#### Exercise details
Reproduce all of the records exactly.

Dataset rows about figures
=======

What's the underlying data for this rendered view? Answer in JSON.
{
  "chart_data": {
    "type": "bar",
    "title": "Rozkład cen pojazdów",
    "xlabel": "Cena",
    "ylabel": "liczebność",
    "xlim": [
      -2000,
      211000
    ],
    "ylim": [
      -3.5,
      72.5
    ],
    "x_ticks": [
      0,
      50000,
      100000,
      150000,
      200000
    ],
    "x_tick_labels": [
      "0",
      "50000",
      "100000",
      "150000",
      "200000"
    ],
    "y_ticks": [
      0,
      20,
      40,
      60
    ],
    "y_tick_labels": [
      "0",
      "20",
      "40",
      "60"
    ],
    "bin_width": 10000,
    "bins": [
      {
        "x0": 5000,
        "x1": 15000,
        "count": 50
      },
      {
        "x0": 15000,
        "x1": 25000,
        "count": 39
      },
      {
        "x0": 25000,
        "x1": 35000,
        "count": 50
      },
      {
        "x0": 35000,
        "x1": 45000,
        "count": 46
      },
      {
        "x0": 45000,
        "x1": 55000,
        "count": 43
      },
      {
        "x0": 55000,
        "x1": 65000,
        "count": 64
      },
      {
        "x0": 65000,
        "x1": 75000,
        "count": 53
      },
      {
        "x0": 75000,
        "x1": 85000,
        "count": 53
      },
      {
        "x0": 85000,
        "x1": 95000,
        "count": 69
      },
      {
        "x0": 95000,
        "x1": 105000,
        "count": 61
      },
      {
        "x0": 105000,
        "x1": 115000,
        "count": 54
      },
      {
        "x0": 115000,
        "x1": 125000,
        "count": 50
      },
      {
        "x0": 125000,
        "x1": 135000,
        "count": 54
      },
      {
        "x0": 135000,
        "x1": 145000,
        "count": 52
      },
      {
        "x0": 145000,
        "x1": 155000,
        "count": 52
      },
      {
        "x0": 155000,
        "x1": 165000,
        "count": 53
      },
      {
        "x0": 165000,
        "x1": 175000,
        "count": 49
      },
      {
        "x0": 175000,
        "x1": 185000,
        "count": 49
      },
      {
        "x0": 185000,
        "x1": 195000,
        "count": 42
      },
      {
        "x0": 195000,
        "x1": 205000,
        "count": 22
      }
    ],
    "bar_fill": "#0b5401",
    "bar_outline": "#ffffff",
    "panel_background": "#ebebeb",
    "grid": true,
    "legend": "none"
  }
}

=======

#### Written solution
What's the underlying data for this rendered view? Answer in JSON.
{
  "chart_data": {
    "type": "bar",
    "title": "Rozkład cen pojazdów",
    "xlabel": "Cena",
    "ylabel": "liczebność",
    "xlim": [
      -2000,
      211000
    ],
    "ylim": [
      -3.5,
      72.5
    ],
    "x_ticks": [
      0,
      50000,
      100000,
      150000,
      200000
    ],
    "x_tick_labels": [
      "0",
      "50000",
      "100000",
      "150000",
      "200000"
    ],
    "y_ticks": [
      0,
      20,
      40,
      60
    ],
    "y_tick_labels": [
      "0",
      "20",
      "40",
      "60"
    ],
    "bin_width": 10000,
    "bins": [
      {
        "x0": 5000,
        "x1": 15000,
        "count": 50
      },
      {
        "x0": 15000,
        "x1": 25000,
        "count": 39
      },
      {
        "x0": 25000,
        "x1": 35000,
        "count": 50
      },
      {
        "x0": 35000,
        "x1": 45000,
        "count": 46
      },
      {
        "x0": 45000,
        "x1": 55000,
        "count": 43
      },
      {
        "x0": 55000,
        "x1": 65000,
        "count": 64
      },
      {
        "x0": 65000,
        "x1": 75000,
        "count": 53
      },
      {
        "x0": 75000,
        "x1": 85000,
        "count": 53
      },
      {
        "x0": 85000,
        "x1": 95000,
        "count": 69
      },
      {
        "x0": 95000,
        "x1": 105000,
        "count": 61
      },
      {
        "x0": 105000,
        "x1": 115000,
        "count": 54
      },
      {
        "x0": 115000,
        "x1": 125000,
        "count": 50
      },
      {
        "x0": 125000,
        "x1": 135000,
        "count": 54
      },
      {
        "x0": 135000,
        "x1": 145000,
        "count": 52
      },
      {
        "x0": 145000,
        "x1": 155000,
        "count": 52
      },
      {
        "x0": 155000,
        "x1": 165000,
        "count": 53
      },
      {
        "x0": 165000,
        "x1": 175000,
        "count": 49
      },
      {
        "x0": 175000,
        "x1": 185000,
        "count": 49
      },
      {
        "x0": 185000,
        "x1": 195000,
        "count": 42
      },
      {
        "x0": 195000,
        "x1": 205000,
        "count": 22
      }
    ],
    "bar_fill": "#0b5401",
    "bar_outline": "#ffffff",
    "panel_background": "#ebebeb",
    "grid": true,
    "legend": "none"
  }
}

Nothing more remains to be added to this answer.